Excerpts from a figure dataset
◇ ◇ ◇

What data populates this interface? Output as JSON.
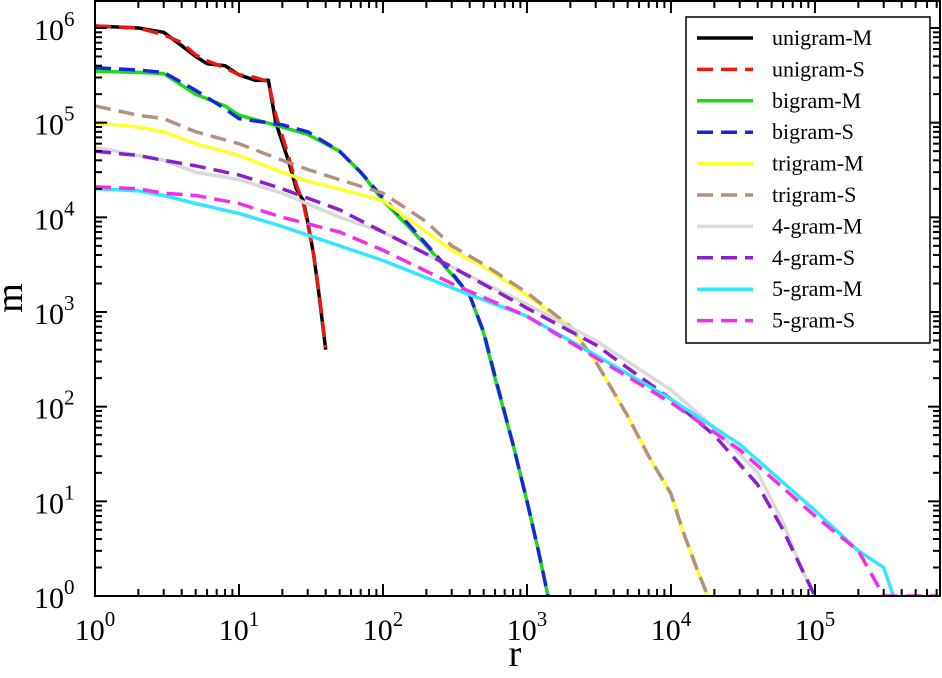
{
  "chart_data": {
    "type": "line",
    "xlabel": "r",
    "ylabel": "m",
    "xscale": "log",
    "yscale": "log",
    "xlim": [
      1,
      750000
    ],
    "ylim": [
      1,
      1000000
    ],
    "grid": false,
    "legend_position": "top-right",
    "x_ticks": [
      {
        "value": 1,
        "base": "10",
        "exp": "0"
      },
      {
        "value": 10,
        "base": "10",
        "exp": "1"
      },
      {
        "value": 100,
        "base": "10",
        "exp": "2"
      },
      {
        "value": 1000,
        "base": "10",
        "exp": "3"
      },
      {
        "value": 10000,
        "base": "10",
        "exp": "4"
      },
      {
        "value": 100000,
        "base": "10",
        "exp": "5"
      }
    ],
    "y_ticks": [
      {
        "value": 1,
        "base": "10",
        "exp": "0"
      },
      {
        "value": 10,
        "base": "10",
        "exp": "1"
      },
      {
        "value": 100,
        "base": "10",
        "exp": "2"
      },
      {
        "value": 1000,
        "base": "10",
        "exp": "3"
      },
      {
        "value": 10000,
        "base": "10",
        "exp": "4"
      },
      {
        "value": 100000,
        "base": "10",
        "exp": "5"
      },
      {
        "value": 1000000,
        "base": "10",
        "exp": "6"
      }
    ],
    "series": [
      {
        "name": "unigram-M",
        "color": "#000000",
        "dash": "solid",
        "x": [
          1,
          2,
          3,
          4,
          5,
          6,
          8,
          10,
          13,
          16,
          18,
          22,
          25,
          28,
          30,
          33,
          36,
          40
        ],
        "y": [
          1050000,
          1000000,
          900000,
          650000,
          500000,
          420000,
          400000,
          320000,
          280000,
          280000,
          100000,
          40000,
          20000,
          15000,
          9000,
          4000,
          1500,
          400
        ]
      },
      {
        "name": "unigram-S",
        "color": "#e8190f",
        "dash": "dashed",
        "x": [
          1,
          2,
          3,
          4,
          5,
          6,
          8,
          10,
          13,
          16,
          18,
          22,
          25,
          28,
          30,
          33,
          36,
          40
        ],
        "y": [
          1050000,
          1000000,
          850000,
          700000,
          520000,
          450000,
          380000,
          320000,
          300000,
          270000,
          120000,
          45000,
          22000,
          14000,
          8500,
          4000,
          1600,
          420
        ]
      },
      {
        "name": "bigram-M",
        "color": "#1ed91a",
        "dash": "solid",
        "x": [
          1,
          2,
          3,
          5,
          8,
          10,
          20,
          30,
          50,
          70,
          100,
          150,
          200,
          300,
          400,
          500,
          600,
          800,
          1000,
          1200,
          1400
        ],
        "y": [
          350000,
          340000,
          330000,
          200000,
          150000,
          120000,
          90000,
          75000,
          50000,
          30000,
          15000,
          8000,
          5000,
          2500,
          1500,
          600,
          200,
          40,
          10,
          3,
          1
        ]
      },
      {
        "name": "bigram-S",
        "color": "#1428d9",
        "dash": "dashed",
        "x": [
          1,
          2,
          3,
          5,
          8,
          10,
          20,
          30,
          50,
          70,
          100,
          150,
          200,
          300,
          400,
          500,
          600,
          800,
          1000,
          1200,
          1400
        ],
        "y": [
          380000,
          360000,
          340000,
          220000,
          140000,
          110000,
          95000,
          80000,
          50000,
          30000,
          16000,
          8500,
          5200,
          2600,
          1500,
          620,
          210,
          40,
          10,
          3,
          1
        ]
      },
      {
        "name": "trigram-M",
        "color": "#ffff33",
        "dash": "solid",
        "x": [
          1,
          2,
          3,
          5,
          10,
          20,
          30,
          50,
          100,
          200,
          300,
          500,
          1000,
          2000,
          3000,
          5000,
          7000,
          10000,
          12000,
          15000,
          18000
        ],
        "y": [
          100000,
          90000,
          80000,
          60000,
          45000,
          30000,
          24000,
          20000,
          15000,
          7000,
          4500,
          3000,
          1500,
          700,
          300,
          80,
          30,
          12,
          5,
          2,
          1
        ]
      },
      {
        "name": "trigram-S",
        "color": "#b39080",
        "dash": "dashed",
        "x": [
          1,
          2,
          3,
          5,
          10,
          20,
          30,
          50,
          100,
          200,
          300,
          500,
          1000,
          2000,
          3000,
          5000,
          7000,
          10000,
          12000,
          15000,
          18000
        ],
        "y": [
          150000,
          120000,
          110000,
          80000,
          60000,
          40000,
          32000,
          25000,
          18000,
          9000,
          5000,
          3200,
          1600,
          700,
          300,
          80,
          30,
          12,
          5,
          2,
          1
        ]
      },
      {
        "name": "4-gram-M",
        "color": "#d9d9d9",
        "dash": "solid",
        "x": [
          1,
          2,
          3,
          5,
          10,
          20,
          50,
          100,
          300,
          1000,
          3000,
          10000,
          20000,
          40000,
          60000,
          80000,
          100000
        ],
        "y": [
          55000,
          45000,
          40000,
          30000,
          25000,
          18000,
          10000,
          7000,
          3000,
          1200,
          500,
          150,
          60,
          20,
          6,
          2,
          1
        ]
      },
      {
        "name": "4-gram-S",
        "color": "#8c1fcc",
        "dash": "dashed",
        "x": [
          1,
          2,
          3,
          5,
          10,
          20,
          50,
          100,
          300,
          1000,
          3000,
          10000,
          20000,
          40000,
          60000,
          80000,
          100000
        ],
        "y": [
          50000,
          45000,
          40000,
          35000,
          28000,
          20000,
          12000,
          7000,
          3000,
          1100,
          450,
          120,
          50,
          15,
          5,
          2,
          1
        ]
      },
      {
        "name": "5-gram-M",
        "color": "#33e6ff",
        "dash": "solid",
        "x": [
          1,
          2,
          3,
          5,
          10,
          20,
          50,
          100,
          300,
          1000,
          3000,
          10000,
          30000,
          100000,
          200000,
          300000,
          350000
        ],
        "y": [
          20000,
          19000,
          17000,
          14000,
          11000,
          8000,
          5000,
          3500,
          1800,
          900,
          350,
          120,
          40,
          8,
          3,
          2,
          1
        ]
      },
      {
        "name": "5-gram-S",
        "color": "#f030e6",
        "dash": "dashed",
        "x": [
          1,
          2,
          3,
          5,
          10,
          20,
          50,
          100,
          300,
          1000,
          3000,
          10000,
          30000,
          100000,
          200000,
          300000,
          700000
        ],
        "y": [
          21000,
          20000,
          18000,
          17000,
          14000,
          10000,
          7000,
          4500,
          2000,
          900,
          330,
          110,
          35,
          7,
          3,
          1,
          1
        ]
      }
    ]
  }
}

◇ ◇ ◇

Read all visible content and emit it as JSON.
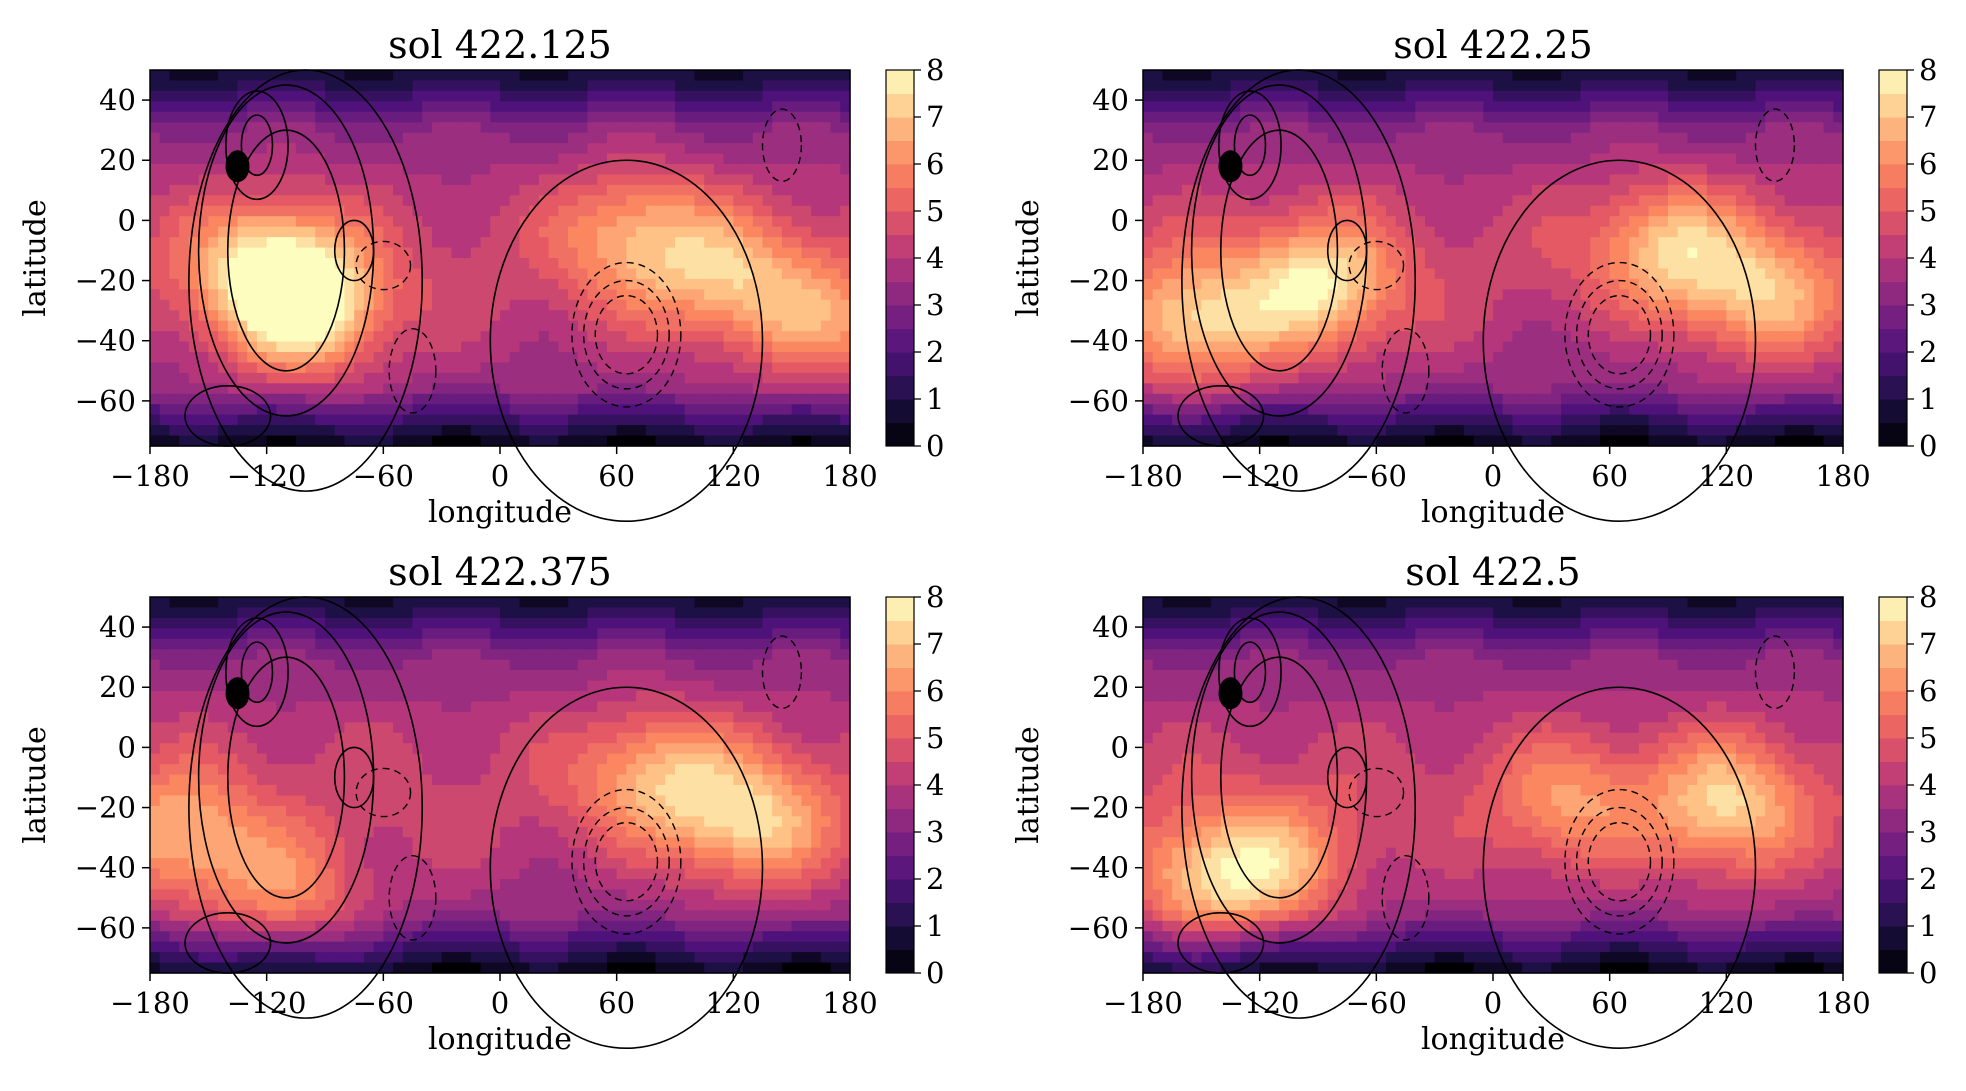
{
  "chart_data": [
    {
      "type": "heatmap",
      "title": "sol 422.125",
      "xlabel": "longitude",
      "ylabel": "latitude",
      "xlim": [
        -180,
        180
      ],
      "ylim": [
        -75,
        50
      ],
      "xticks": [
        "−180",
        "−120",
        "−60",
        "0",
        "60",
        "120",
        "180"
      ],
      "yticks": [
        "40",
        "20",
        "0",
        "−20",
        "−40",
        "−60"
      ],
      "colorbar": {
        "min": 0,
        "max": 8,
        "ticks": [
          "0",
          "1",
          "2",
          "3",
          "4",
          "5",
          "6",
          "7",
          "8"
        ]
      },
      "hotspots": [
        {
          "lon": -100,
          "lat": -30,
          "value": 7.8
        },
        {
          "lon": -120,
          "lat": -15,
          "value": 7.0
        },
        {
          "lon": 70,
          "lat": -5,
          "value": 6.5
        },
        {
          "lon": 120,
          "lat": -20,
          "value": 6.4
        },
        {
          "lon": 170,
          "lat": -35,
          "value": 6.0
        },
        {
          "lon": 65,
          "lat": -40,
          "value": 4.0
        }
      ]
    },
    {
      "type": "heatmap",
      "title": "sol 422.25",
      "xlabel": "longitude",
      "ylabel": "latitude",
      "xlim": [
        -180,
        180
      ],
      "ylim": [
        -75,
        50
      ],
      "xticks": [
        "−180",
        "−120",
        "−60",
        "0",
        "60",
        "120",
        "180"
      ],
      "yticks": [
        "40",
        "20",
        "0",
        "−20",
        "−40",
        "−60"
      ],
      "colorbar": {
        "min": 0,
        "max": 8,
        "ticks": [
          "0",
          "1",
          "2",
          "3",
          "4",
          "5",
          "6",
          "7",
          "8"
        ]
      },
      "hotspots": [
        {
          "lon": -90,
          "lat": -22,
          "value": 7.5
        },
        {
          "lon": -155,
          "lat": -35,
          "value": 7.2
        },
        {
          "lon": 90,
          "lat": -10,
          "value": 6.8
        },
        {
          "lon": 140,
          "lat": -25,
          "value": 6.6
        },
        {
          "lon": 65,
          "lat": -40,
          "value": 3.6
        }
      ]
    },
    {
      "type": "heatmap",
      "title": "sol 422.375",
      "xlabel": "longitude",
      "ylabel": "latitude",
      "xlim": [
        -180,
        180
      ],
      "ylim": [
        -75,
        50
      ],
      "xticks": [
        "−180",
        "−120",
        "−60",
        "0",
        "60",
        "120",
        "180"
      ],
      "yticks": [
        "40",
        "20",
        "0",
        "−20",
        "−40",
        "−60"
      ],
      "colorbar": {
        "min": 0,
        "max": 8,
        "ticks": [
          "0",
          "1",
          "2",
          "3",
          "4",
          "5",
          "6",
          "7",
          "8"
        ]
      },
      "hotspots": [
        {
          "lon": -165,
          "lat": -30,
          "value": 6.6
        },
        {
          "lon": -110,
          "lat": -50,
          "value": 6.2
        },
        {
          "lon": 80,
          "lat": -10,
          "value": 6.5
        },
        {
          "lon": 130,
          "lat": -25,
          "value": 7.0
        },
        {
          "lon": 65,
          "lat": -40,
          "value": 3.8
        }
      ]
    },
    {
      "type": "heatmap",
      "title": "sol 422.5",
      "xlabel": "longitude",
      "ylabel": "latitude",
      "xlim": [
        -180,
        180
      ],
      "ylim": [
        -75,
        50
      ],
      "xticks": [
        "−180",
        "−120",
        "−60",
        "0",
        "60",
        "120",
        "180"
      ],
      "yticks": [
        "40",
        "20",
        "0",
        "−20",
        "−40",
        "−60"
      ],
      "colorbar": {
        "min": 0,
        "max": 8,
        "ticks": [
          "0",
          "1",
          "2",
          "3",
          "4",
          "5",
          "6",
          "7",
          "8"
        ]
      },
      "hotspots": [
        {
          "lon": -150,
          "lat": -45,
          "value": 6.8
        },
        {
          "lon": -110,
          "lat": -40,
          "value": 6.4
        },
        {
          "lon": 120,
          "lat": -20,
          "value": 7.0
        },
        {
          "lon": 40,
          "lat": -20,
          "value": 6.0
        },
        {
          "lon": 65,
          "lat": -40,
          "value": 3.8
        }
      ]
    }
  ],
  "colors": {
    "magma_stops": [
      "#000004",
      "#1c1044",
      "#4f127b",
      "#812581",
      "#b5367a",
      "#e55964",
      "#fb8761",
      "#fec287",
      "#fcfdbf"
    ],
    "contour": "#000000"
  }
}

◇ ◇ ◇

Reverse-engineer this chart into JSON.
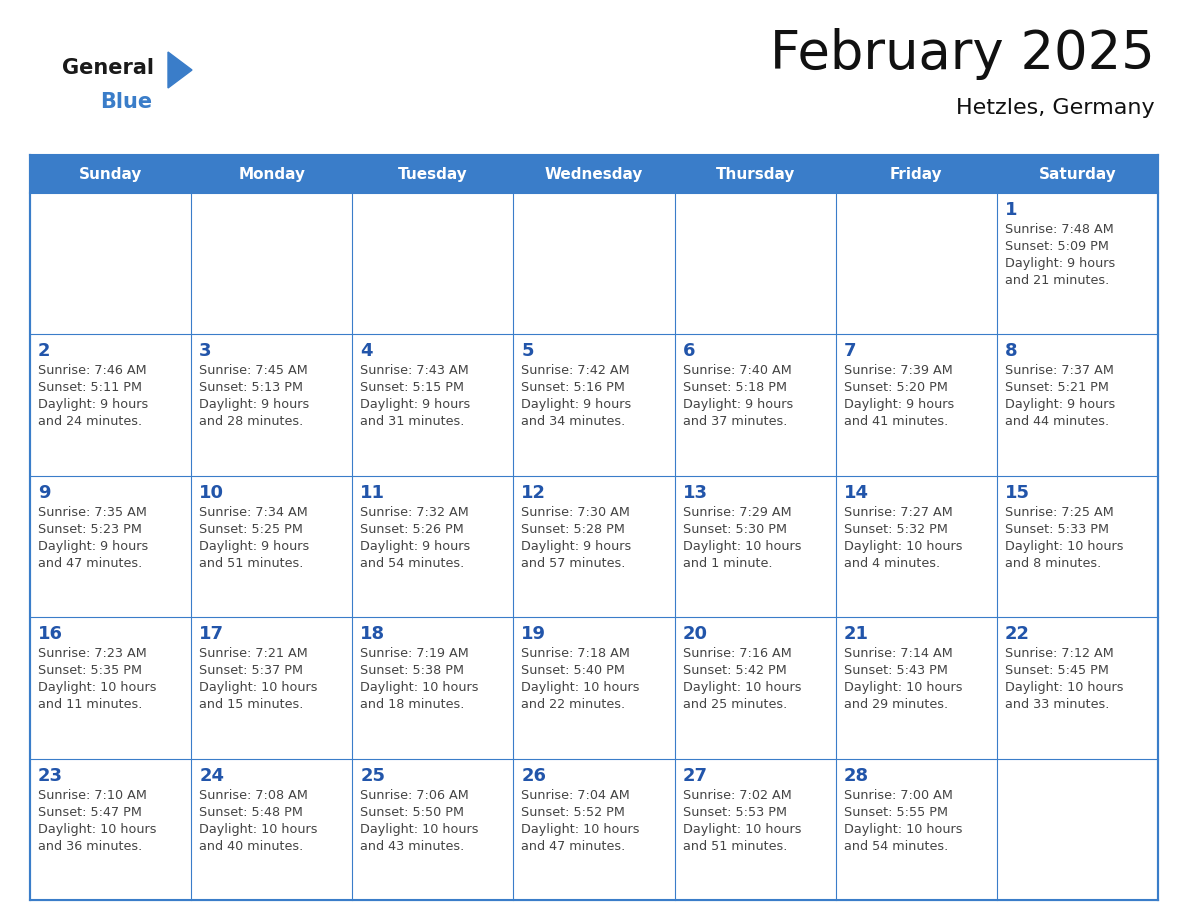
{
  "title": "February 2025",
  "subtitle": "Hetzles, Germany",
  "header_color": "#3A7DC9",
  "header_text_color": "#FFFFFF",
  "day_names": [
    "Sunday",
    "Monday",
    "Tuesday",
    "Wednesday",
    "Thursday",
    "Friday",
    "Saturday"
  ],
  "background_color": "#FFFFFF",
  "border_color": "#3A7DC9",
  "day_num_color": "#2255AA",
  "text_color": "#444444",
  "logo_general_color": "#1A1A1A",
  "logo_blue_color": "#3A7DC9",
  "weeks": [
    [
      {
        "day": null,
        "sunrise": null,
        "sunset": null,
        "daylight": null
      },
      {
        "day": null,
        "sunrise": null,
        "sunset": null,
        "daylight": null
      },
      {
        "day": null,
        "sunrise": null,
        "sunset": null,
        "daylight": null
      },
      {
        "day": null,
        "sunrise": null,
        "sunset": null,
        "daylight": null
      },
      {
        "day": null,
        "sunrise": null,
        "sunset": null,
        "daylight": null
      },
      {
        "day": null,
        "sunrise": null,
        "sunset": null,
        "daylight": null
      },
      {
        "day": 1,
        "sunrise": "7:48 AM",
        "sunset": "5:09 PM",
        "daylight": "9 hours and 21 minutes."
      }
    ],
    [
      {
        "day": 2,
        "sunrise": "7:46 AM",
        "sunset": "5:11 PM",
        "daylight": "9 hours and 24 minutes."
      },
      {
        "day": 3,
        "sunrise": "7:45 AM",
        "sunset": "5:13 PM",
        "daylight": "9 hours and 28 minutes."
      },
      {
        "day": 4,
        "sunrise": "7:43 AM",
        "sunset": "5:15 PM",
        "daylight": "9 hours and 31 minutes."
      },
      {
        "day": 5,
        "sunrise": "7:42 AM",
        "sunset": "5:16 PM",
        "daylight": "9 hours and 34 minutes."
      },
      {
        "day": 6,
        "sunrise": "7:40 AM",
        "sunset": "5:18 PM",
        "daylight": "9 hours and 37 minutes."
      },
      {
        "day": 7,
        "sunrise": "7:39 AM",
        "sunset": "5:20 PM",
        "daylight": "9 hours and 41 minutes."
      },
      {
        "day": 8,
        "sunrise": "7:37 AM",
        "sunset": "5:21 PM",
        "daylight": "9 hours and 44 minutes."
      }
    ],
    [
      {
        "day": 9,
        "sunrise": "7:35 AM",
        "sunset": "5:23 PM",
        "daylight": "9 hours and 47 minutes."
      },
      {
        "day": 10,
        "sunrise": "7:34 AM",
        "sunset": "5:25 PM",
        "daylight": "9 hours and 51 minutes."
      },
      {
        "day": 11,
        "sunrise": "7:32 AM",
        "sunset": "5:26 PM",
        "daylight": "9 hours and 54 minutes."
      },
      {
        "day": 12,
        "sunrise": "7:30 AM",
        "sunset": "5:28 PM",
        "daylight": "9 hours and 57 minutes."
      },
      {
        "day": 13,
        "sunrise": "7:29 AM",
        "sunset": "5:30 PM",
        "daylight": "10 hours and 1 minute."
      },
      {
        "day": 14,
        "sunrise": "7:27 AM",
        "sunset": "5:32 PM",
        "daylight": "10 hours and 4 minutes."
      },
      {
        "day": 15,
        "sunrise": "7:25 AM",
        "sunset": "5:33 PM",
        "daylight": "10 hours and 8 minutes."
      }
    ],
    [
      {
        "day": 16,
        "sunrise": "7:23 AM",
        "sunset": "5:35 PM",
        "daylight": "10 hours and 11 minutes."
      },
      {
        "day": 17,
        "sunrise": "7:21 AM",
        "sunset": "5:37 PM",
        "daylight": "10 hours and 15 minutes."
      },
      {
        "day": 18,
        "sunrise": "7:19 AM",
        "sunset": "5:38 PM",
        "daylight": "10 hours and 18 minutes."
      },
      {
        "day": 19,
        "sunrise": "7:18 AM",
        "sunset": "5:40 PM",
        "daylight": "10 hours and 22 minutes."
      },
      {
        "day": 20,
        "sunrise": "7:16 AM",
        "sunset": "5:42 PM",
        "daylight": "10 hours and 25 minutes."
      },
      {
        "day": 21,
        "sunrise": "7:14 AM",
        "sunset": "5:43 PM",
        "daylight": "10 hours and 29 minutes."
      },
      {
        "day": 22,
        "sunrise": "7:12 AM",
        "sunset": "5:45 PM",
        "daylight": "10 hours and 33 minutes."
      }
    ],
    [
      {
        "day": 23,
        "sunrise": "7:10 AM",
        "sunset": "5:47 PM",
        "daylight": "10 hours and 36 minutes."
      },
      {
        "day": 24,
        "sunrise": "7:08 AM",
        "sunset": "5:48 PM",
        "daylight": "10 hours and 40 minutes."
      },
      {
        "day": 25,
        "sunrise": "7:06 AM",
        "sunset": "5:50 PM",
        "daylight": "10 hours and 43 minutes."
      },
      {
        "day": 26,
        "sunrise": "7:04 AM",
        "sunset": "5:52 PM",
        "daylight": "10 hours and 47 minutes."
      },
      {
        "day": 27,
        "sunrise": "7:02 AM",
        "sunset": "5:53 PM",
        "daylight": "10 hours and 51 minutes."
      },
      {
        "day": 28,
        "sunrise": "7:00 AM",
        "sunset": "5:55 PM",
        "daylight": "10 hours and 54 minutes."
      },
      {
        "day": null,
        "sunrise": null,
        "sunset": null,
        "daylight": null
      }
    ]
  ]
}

◇ ◇ ◇

- Set problem
The string "JSON" may appear in lines of the listing above; tally those lines and give the number only.

- Written solution
3